SELECTED PASSAGE ▸
○ ○ ○

Bartending, the work in which Plaintiff was engaged at the time of her injury, is the primary work conducted by Defendant SMG. When Defendant SMG's own employees are able, they engage in bartending at the stands at the Center. (ECF No. 11-1 ¶ 9.) It is not only the primary work of Defendant SMG's employees, but it—along with concessions, generally—is essential to Defendant SMG's business.
That the "normal work" test produces this result is further supported by Carmody v. F.W. Woolworth Co., in which the Supreme Court of Virginia determined that a defendant-employer was a plaintiff's statutory employer because the "normal work" of the defendant was staffing and operating department stores—precisely the work in which plaintiff was engaged at the time of his injury. 361 S.E.2d 128 (Va. 1987).
Additionally, of particular significance in applying the "normal work" test can be the degree of control exercised by the plaintiff-employee. See Shell Oil Co., 187 S.E.2d at 167 (analyzing the degree of control exercised by the plaintiff in order to determine whether an activity is normally carried on by the defendant's employees or independent contractors). Here, Defendant SMG enlisted NHSR volunteers, including Plaintiff, to serve as bartenders and concessionaires during an event at the Center. (Am. Compl. ¶ 5.) Plaintiff was to "retrieve beer(s) from the refrigerator at the time of sale to customers," and "at no time referenced herein did NHSR exercise dominion or control over said refrigerator." (Id.) This stands in direct contrast to the facts of Shell Oil Co., where the Supreme Court of Virginia found that the defendant was not the statutory employer of a service station worker. 187 S.E.2d 162.
In the instant case Shell's control over the gasoline terminated upon its delivery to the dealer. At that point the dealer, . . . took possession and control. He could give the gas away, sell it for cash or on credit, or to a man who held a Shell credit card. While he sold gas at the retail price suggested by Shell that was not obligatory.187 S.E.2d at 167. In this case, Plaintiff was not given any freedom in executing her bartending duties. She was directed to sell beer at a specific price and was not to deviate from the instructions given.
It appears that, even if this Court were to apply the "stranger to the work" test in this case, the result would be the same. See Barnhart v. American Oil Co., 237 F. Supp. 492, 496 (E.D. Va. 1965) (applying Virginia law and stating that "[i]n the final analysis we think that the passing of title or ownership of the fuel oil from [defendant-employer] to [plaintiff-employee] is the most important single factor in determining whether [plaintiff-employee] was a 'stranger' to [defendant-employer's] business, trade or occupation"), aff'd, 354 F.2d 659 (4th Cir. 1966).

○ ○ ○

EXTRACTED RECORDS ▸
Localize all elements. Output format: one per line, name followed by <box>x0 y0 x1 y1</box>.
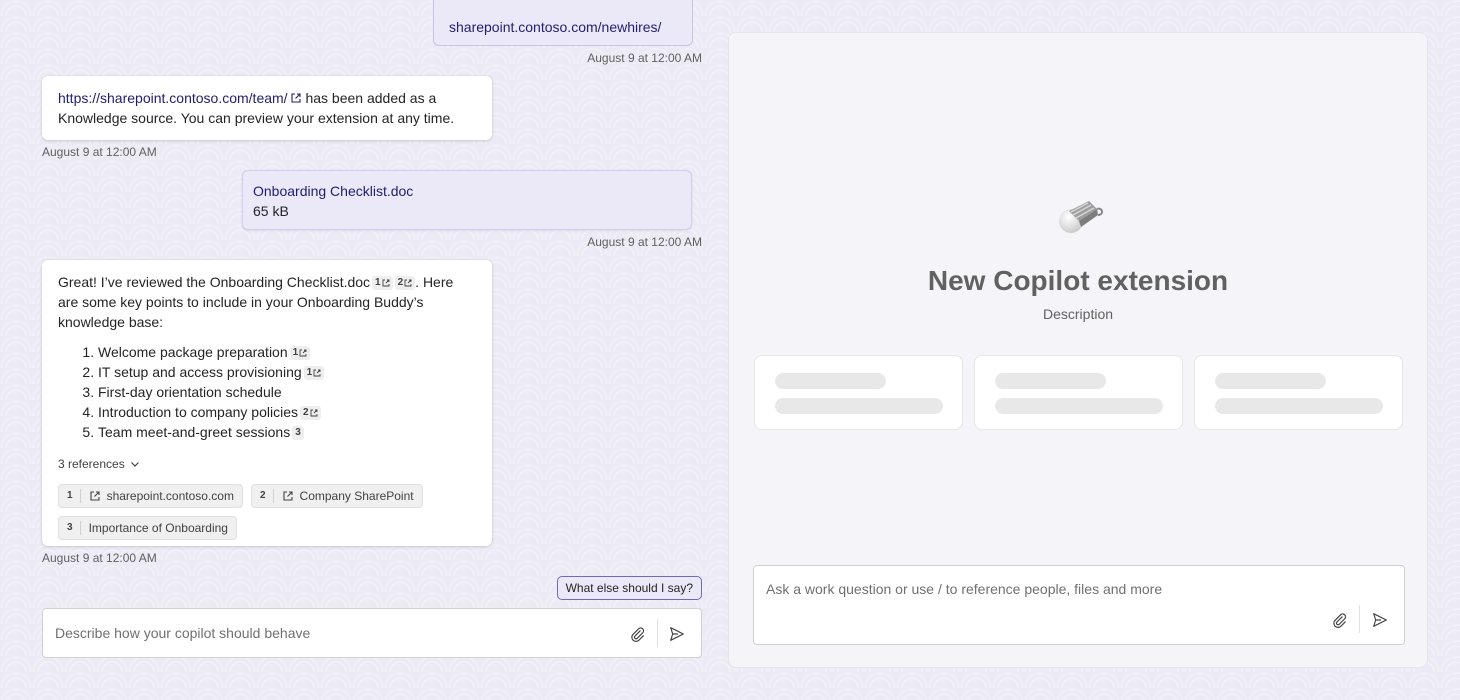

○ ○ ○

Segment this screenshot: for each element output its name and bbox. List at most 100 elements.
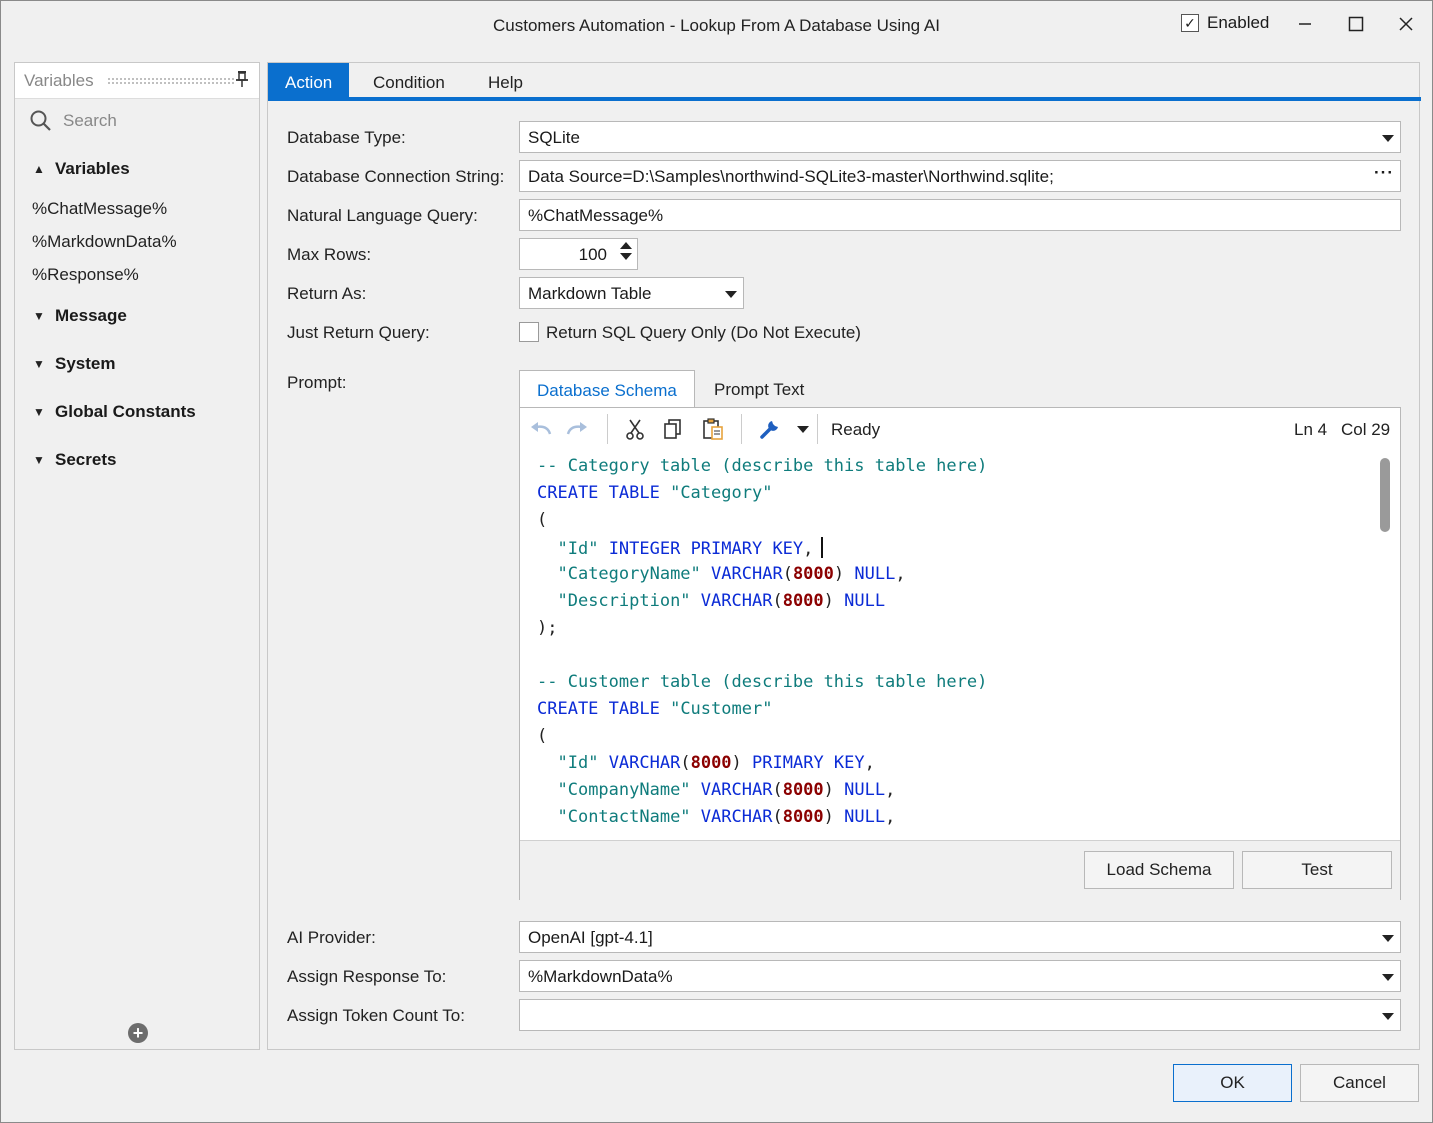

○ ○ ○

INSTRUCTIONS ▸
**A)** In two sentences, summarize the statutory-employer passage.
**B)** Duplicate the stretch of the statutory-employer passage from "It appears that, even" through "(4th Cir. 1966).".
The listing plays no part in this work.

THE REPLIES ▸
**A)** Bartending, which Plaintiff was doing when she was injured, is the primary work of Defendant SMG and, along with concessions, is essential to its business; the passage says Carmody v. F.W. Woolworth Co. further supports this result under the "normal work" test. Unlike the dealer in Shell Oil Co., who took possession and control of the gasoline, Plaintiff had no freedom in her bartending duties and had to sell beer at a specific price, and the passage states that applying the "stranger to the work" test would produce the same result.

**B)**
It appears that, even if this Court were to apply the "stranger to the work" test in this case, the result would be the same. See Barnhart v. American Oil Co., 237 F. Supp. 492, 496 (E.D. Va. 1965) (applying Virginia law and stating that "[i]n the final analysis we think that the passing of title or ownership of the fuel oil from [defendant-employer] to [plaintiff-employee] is the most important single factor in determining whether [plaintiff-employee] was a 'stranger' to [defendant-employer's] business, trade or occupation"), aff'd, 354 F.2d 659 (4th Cir. 1966).